• Short problem: Select the lines that contain "Υγείας" and copy each of them.

• Listed records:
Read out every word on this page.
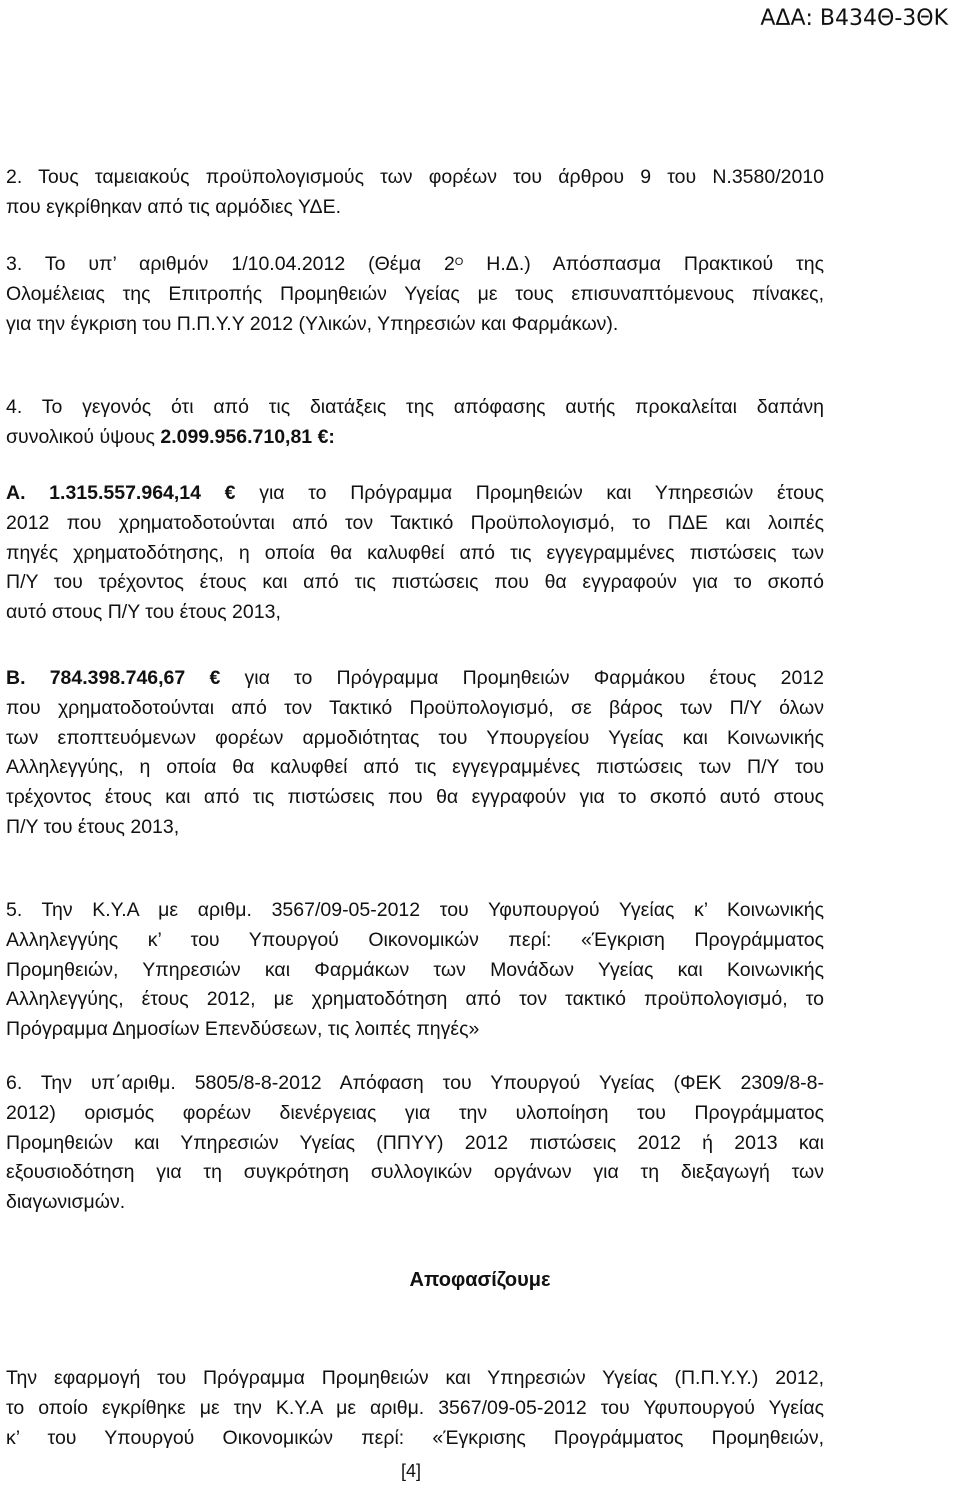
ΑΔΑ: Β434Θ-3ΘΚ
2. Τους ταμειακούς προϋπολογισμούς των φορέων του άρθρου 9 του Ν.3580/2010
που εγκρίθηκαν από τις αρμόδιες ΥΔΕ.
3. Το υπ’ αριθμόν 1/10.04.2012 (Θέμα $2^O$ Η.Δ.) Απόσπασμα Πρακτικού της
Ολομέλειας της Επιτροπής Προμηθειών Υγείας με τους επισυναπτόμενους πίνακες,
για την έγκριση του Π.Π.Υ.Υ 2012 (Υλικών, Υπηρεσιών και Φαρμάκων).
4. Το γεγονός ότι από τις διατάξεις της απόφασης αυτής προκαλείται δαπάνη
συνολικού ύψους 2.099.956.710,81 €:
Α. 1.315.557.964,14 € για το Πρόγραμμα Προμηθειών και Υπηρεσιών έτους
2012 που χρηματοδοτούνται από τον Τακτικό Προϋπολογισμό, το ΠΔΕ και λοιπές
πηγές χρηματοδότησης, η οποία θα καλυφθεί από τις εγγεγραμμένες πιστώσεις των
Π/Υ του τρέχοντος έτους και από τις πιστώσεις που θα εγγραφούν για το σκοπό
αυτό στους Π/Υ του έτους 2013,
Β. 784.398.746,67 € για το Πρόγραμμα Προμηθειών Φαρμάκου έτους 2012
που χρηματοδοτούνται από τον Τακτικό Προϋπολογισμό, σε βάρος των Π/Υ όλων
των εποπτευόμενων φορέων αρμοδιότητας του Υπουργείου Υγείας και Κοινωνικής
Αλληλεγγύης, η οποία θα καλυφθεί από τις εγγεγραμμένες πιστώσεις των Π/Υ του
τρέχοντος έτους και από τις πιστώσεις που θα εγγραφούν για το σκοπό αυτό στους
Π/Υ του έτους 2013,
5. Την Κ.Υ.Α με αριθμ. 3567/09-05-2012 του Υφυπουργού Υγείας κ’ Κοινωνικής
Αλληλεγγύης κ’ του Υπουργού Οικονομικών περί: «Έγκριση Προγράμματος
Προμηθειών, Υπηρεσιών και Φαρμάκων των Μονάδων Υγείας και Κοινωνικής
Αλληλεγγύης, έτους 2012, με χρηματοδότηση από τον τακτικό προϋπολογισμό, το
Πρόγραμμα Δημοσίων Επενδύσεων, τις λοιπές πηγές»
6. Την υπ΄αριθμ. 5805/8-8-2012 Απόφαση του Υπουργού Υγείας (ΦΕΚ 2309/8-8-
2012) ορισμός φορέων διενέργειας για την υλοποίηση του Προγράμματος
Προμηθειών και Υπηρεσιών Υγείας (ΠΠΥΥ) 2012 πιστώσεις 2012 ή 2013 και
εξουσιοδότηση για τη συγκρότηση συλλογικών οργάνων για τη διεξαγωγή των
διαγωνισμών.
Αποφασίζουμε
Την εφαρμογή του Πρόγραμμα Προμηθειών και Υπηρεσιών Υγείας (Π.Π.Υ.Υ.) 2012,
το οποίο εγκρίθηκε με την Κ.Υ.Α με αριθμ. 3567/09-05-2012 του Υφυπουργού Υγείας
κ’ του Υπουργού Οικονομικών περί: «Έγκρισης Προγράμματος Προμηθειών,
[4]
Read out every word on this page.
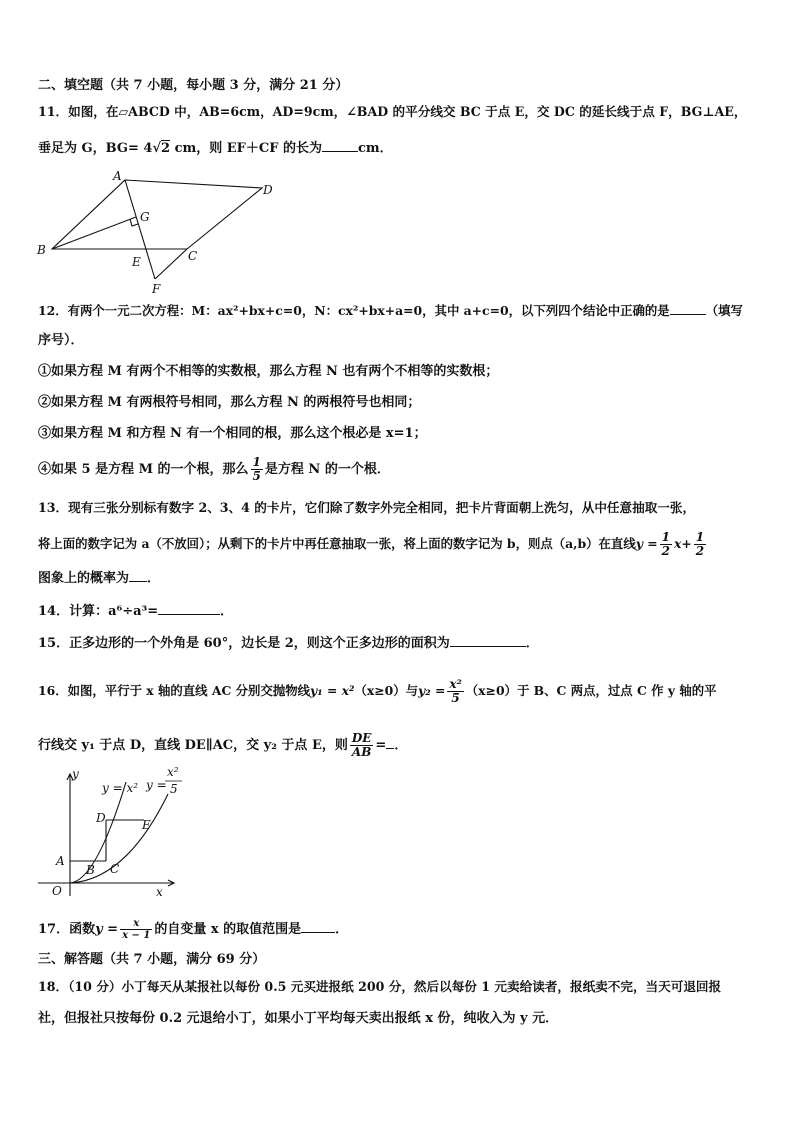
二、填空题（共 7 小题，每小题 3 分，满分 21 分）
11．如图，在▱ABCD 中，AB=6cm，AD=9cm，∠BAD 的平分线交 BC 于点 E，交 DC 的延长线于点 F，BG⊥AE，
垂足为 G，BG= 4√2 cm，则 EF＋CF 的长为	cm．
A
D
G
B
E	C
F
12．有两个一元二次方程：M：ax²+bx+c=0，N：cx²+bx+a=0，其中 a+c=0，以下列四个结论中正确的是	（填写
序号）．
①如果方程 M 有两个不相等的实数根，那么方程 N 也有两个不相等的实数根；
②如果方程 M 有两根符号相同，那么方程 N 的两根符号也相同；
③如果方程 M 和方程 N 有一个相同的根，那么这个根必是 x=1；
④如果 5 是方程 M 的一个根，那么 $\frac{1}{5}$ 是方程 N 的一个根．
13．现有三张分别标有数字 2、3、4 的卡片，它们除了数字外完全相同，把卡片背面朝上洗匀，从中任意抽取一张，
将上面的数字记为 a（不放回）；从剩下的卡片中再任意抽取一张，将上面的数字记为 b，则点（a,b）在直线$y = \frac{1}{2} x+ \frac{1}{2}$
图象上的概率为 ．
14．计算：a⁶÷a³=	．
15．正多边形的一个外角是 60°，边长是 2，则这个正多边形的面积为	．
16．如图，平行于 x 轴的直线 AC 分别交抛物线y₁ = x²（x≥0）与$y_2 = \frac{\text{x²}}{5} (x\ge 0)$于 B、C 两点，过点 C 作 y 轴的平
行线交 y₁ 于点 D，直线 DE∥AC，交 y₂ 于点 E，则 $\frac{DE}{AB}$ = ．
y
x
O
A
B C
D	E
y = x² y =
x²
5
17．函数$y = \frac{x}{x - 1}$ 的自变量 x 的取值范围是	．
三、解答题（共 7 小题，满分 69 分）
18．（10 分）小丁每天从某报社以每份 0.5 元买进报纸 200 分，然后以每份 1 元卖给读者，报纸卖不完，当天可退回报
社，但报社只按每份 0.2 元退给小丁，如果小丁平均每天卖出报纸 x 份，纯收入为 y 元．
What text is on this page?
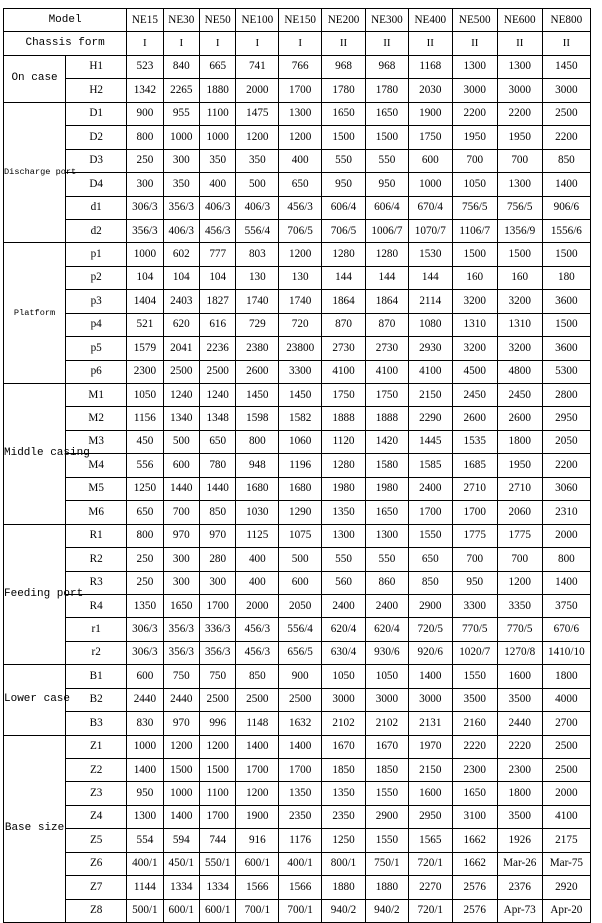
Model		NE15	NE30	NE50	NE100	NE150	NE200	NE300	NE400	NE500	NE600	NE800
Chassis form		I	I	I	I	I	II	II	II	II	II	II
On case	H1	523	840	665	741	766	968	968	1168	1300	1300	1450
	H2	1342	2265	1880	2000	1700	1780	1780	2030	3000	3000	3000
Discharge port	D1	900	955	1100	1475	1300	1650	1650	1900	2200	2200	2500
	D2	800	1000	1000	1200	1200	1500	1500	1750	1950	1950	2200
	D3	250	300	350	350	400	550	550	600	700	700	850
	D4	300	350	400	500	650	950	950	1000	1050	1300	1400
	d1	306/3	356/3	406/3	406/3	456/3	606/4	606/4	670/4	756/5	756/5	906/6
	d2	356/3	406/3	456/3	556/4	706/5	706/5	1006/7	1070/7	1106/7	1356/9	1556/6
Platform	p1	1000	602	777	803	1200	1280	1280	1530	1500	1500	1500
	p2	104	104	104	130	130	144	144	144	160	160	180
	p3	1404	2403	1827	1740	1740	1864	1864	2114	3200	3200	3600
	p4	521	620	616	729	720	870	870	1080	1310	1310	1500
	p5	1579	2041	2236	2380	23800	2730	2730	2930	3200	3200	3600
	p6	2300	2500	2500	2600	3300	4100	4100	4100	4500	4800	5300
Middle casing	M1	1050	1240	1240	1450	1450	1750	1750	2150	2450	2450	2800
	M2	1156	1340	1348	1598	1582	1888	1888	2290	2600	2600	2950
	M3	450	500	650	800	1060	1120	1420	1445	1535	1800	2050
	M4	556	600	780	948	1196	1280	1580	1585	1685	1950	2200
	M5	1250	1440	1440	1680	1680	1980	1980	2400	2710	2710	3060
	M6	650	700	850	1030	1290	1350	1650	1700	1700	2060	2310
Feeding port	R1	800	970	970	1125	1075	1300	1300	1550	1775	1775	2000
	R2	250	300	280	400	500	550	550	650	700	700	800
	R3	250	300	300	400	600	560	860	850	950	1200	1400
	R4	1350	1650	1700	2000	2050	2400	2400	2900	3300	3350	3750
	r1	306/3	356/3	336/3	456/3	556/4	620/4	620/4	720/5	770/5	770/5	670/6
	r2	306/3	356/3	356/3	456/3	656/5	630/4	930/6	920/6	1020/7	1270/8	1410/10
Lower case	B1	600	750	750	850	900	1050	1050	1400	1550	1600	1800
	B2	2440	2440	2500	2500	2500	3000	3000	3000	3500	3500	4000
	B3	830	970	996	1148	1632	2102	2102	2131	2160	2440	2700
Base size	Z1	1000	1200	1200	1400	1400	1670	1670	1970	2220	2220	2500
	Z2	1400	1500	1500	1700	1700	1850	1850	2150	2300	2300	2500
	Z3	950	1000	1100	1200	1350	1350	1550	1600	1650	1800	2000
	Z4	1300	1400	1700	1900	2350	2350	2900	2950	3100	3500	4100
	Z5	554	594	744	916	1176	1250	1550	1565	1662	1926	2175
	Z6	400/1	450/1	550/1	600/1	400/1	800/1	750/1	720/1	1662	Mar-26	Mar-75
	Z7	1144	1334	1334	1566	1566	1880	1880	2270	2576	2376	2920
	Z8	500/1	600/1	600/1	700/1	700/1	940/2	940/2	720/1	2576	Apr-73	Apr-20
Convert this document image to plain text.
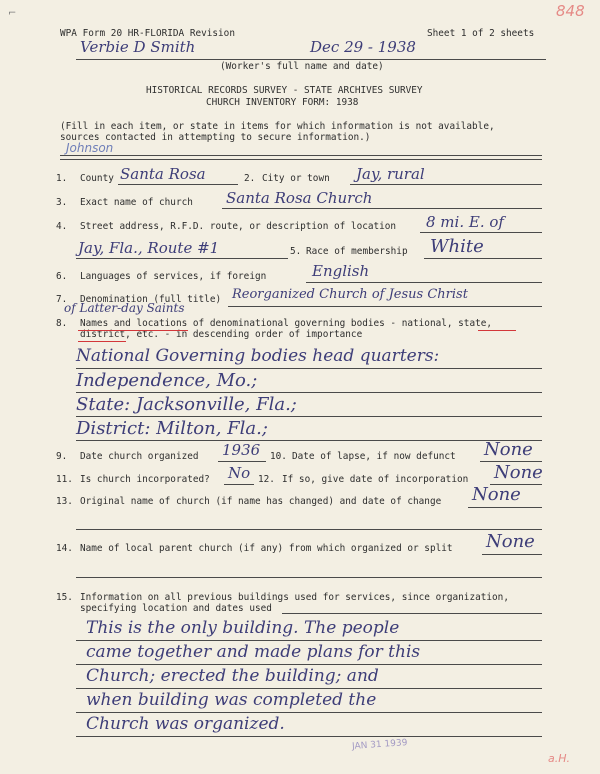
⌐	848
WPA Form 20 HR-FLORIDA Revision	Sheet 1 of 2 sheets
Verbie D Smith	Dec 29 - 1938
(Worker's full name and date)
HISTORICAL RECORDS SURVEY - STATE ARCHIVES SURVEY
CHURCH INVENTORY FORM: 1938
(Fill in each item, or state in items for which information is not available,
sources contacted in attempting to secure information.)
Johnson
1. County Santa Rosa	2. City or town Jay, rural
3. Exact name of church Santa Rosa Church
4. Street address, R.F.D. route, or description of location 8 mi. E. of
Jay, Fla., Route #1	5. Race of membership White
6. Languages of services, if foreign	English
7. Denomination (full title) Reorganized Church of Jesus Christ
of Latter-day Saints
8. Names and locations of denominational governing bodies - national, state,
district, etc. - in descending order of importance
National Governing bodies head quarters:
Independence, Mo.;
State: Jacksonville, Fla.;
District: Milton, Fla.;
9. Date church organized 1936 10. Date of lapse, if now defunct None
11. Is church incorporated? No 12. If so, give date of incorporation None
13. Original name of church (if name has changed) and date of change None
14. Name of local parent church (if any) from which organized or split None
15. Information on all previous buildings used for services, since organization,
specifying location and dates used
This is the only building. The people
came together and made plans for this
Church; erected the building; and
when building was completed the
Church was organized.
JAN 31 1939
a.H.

• Answer to this task:
Ολομέλειας της Επιτροπής Προμηθειών Υγείας με τους επισυναπτόμενους πίνακες,
των εποπτευόμενων φορέων αρμοδιότητας του Υπουργείου Υγείας και Κοινωνικής
5. Την Κ.Υ.Α με αριθμ. 3567/09-05-2012 του Υφυπουργού Υγείας κ’ Κοινωνικής
Προμηθειών, Υπηρεσιών και Φαρμάκων των Μονάδων Υγείας και Κοινωνικής
6. Την υπ΄αριθμ. 5805/8-8-2012 Απόφαση του Υπουργού Υγείας (ΦΕΚ 2309/8-8-
Προμηθειών και Υπηρεσιών Υγείας (ΠΠΥΥ) 2012 πιστώσεις 2012 ή 2013 και
Την εφαρμογή του Πρόγραμμα Προμηθειών και Υπηρεσιών Υγείας (Π.Π.Υ.Υ.) 2012,
το οποίο εγκρίθηκε με την Κ.Υ.Α με αριθμ. 3567/09-05-2012 του Υφυπουργού Υγείας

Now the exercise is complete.